WORK INSTRUCTIONS ▸
Only lines holding the word "study" should be copied from the material.

DATA TO USE ▸
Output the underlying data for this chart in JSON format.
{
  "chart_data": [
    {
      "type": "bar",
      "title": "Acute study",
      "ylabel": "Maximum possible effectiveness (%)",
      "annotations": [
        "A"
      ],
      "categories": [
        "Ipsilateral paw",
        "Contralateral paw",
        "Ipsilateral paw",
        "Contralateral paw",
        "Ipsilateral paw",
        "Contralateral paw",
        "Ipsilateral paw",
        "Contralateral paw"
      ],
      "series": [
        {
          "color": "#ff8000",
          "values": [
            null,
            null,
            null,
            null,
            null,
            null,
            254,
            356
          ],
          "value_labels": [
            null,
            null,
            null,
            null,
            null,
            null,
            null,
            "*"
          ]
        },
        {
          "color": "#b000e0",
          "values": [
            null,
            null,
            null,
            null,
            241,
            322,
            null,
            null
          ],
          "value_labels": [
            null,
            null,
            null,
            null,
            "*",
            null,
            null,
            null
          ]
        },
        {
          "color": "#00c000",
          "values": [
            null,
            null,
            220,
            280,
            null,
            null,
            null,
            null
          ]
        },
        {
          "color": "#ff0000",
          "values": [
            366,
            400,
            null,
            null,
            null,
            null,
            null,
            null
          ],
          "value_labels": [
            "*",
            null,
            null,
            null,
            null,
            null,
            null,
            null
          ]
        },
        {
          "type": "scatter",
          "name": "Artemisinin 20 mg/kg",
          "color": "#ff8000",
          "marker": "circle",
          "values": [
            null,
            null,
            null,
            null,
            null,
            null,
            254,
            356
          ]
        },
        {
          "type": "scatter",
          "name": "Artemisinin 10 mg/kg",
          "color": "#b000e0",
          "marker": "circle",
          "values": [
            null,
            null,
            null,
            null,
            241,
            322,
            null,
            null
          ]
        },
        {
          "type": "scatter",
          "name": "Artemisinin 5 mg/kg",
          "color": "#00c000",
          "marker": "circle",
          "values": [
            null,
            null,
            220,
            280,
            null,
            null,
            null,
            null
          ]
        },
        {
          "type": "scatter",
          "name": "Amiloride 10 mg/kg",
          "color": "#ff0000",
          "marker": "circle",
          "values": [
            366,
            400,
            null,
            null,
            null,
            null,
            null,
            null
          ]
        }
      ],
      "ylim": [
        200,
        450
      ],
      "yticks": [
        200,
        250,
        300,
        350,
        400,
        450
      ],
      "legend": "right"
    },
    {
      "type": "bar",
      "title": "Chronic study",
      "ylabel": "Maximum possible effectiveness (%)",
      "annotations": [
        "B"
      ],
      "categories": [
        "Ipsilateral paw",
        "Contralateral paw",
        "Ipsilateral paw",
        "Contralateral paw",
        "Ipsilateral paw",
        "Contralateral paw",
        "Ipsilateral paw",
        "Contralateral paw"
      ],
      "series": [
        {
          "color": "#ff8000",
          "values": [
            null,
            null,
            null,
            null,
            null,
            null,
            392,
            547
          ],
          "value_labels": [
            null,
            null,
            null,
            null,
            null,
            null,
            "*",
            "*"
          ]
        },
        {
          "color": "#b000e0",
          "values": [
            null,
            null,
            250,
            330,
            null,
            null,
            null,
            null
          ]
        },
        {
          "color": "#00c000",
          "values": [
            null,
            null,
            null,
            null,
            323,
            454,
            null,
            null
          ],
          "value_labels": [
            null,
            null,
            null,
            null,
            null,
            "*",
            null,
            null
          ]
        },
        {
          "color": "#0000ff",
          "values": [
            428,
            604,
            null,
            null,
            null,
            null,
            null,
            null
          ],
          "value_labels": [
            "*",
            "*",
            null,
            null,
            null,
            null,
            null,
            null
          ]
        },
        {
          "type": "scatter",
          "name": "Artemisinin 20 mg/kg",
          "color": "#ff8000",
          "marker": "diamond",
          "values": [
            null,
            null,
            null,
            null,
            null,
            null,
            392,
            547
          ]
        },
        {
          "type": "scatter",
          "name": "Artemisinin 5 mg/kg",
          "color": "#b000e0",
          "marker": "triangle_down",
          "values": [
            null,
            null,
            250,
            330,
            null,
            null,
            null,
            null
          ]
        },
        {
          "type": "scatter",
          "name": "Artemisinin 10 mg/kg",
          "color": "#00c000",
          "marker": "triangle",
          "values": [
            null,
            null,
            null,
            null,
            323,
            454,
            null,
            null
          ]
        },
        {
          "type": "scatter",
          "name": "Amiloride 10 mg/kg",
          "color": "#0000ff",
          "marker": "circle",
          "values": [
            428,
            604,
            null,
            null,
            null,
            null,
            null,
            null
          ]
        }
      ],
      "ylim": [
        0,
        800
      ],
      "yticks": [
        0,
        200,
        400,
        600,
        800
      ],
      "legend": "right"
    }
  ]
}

RESPONSE TO THIS TASK ▸
      "title": "Acute study",
      "title": "Chronic study",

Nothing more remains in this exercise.